### To do
Gather all lines from the material that contain the word "Асія".
────────────────
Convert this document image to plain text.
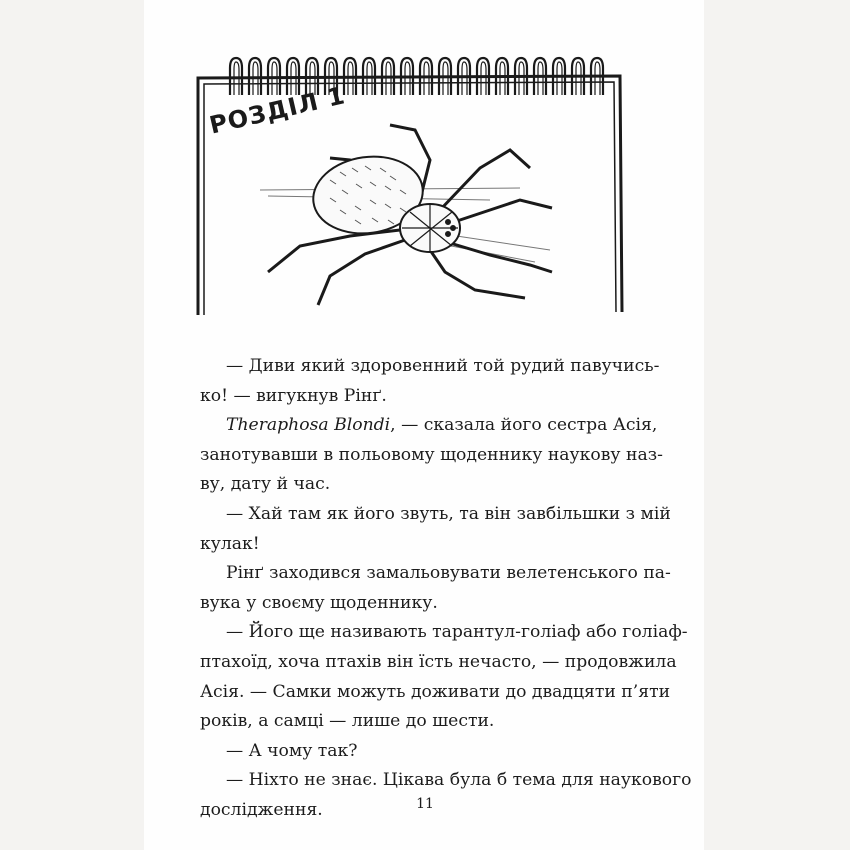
РОЗДІЛ 1

— Диви який здоровенний той рудий павучись-
ко! — вигукнув Рінґ.

Theraphosa Blondi, — сказала його сестра Асія,
занотувавши в польовому щоденнику наукову наз-
ву, дату й час.

— Хай там як його звуть, та він завбільшки з мій
кулак!

Рінґ заходився замальовувати велетенського па-
вука у своєму щоденнику.

— Його ще називають тарантул-голіаф або голіаф-
птахоїд, хоча птахів він їсть нечасто, — продовжила
Асія. — Самки можуть доживати до двадцяти п’яти
років, а самці — лише до шести.

— А чому так?

— Ніхто не знає. Цікава була б тема для наукового
дослідження.	11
────────────────
### Exercise solution
Theraphosa Blondi, — сказала його сестра Асія,
Асія. — Самки можуть доживати до двадцяти п’яти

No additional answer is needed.